Given instruction:
Set down the full listing exactly, character for character.
-- start of Entries supplied --
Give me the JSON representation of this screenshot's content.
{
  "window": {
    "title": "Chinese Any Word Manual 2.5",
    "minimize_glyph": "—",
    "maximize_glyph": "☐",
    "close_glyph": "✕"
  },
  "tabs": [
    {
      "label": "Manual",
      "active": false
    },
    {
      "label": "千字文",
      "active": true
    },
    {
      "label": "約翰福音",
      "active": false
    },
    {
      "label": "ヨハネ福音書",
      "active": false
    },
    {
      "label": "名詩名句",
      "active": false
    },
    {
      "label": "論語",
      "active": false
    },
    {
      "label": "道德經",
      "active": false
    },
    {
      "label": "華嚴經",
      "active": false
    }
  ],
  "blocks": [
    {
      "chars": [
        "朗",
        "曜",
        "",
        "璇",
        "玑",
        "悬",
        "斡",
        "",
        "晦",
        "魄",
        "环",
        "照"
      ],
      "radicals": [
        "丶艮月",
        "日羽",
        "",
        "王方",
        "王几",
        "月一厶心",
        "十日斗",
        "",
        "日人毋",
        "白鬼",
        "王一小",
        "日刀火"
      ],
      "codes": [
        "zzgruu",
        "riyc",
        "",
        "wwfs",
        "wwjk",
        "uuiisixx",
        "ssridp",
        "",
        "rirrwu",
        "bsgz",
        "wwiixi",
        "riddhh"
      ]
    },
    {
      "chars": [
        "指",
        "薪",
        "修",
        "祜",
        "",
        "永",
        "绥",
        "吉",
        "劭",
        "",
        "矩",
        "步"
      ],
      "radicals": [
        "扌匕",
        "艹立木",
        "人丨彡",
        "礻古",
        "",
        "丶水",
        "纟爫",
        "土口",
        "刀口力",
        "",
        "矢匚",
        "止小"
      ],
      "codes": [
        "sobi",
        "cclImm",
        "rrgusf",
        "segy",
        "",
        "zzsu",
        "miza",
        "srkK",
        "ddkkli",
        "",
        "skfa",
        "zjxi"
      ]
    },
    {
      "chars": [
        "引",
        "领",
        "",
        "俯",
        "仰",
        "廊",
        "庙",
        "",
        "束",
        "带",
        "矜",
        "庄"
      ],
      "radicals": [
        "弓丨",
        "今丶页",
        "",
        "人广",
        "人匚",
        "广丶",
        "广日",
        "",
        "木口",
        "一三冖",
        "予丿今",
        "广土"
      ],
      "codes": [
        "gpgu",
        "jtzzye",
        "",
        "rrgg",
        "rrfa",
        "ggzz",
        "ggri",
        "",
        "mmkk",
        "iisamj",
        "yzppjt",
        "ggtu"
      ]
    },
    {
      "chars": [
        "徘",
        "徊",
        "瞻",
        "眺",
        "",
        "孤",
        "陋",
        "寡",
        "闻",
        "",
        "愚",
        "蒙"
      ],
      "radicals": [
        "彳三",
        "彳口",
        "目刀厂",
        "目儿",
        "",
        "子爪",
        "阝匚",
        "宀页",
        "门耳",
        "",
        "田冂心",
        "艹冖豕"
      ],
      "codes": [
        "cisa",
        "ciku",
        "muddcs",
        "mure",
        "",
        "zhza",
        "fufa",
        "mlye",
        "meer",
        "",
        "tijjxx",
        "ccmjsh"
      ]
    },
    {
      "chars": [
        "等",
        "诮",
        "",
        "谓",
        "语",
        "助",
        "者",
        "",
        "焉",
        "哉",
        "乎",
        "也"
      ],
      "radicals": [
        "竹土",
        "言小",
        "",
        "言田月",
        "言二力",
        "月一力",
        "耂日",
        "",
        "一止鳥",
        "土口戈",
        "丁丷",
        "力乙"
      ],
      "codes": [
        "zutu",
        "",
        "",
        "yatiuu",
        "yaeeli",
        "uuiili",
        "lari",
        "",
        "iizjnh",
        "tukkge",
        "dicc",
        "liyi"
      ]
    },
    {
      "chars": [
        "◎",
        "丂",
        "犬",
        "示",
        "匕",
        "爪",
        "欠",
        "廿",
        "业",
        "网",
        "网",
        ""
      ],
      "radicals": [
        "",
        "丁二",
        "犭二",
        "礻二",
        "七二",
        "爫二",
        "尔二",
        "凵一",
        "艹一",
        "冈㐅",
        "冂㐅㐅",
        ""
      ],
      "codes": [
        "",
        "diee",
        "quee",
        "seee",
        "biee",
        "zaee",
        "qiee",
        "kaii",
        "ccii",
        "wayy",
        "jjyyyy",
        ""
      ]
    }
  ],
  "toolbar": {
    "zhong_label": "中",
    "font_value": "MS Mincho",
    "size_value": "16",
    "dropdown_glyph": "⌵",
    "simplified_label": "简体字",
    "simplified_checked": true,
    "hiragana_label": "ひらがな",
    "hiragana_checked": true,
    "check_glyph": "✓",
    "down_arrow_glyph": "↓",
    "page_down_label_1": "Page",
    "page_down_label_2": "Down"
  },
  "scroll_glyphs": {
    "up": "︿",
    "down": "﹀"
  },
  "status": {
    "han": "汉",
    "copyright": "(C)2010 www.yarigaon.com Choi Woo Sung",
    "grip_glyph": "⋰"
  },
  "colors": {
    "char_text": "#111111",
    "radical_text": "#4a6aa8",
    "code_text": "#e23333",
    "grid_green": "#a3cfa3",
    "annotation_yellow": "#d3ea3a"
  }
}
-- end of Entries supplied --
Written response:
Give me the JSON representation of this screenshot's content.
{
  "window": {
    "title": "Chinese Any Word Manual 2.5",
    "minimize_glyph": "—",
    "maximize_glyph": "☐",
    "close_glyph": "✕"
  },
  "tabs": [
    {
      "label": "Manual",
      "active": false
    },
    {
      "label": "千字文",
      "active": true
    },
    {
      "label": "約翰福音",
      "active": false
    },
    {
      "label": "ヨハネ福音書",
      "active": false
    },
    {
      "label": "名詩名句",
      "active": false
    },
    {
      "label": "論語",
      "active": false
    },
    {
      "label": "道德經",
      "active": false
    },
    {
      "label": "華嚴經",
      "active": false
    }
  ],
  "blocks": [
    {
      "chars": [
        "朗",
        "曜",
        "",
        "璇",
        "玑",
        "悬",
        "斡",
        "",
        "晦",
        "魄",
        "环",
        "照"
      ],
      "radicals": [
        "丶艮月",
        "日羽",
        "",
        "王方",
        "王几",
        "月一厶心",
        "十日斗",
        "",
        "日人毋",
        "白鬼",
        "王一小",
        "日刀火"
      ],
      "codes": [
        "zzgruu",
        "riyc",
        "",
        "wwfs",
        "wwjk",
        "uuiisixx",
        "ssridp",
        "",
        "rirrwu",
        "bsgz",
        "wwiixi",
        "riddhh"
      ]
    },
    {
      "chars": [
        "指",
        "薪",
        "修",
        "祜",
        "",
        "永",
        "绥",
        "吉",
        "劭",
        "",
        "矩",
        "步"
      ],
      "radicals": [
        "扌匕",
        "艹立木",
        "人丨彡",
        "礻古",
        "",
        "丶水",
        "纟爫",
        "土口",
        "刀口力",
        "",
        "矢匚",
        "止小"
      ],
      "codes": [
        "sobi",
        "cclImm",
        "rrgusf",
        "segy",
        "",
        "zzsu",
        "miza",
        "srkK",
        "ddkkli",
        "",
        "skfa",
        "zjxi"
      ]
    },
    {
      "chars": [
        "引",
        "领",
        "",
        "俯",
        "仰",
        "廊",
        "庙",
        "",
        "束",
        "带",
        "矜",
        "庄"
      ],
      "radicals": [
        "弓丨",
        "今丶页",
        "",
        "人广",
        "人匚",
        "广丶",
        "广日",
        "",
        "木口",
        "一三冖",
        "予丿今",
        "广土"
      ],
      "codes": [
        "gpgu",
        "jtzzye",
        "",
        "rrgg",
        "rrfa",
        "ggzz",
        "ggri",
        "",
        "mmkk",
        "iisamj",
        "yzppjt",
        "ggtu"
      ]
    },
    {
      "chars": [
        "徘",
        "徊",
        "瞻",
        "眺",
        "",
        "孤",
        "陋",
        "寡",
        "闻",
        "",
        "愚",
        "蒙"
      ],
      "radicals": [
        "彳三",
        "彳口",
        "目刀厂",
        "目儿",
        "",
        "子爪",
        "阝匚",
        "宀页",
        "门耳",
        "",
        "田冂心",
        "艹冖豕"
      ],
      "codes": [
        "cisa",
        "ciku",
        "muddcs",
        "mure",
        "",
        "zhza",
        "fufa",
        "mlye",
        "meer",
        "",
        "tijjxx",
        "ccmjsh"
      ]
    },
    {
      "chars": [
        "等",
        "诮",
        "",
        "谓",
        "语",
        "助",
        "者",
        "",
        "焉",
        "哉",
        "乎",
        "也"
      ],
      "radicals": [
        "竹土",
        "言小",
        "",
        "言田月",
        "言二力",
        "月一力",
        "耂日",
        "",
        "一止鳥",
        "土口戈",
        "丁丷",
        "力乙"
      ],
      "codes": [
        "zutu",
        "",
        "",
        "yatiuu",
        "yaeeli",
        "uuiili",
        "lari",
        "",
        "iizjnh",
        "tukkge",
        "dicc",
        "liyi"
      ]
    },
    {
      "chars": [
        "◎",
        "丂",
        "犬",
        "示",
        "匕",
        "爪",
        "欠",
        "廿",
        "业",
        "网",
        "网",
        ""
      ],
      "radicals": [
        "",
        "丁二",
        "犭二",
        "礻二",
        "七二",
        "爫二",
        "尔二",
        "凵一",
        "艹一",
        "冈㐅",
        "冂㐅㐅",
        ""
      ],
      "codes": [
        "",
        "diee",
        "quee",
        "seee",
        "biee",
        "zaee",
        "qiee",
        "kaii",
        "ccii",
        "wayy",
        "jjyyyy",
        ""
      ]
    }
  ],
  "toolbar": {
    "zhong_label": "中",
    "font_value": "MS Mincho",
    "size_value": "16",
    "dropdown_glyph": "⌵",
    "simplified_label": "简体字",
    "simplified_checked": true,
    "hiragana_label": "ひらがな",
    "hiragana_checked": true,
    "check_glyph": "✓",
    "down_arrow_glyph": "↓",
    "page_down_label_1": "Page",
    "page_down_label_2": "Down"
  },
  "scroll_glyphs": {
    "up": "︿",
    "down": "﹀"
  },
  "status": {
    "han": "汉",
    "copyright": "(C)2010 www.yarigaon.com Choi Woo Sung",
    "grip_glyph": "⋰"
  },
  "colors": {
    "char_text": "#111111",
    "radical_text": "#4a6aa8",
    "code_text": "#e23333",
    "grid_green": "#a3cfa3",
    "annotation_yellow": "#d3ea3a"
  }
}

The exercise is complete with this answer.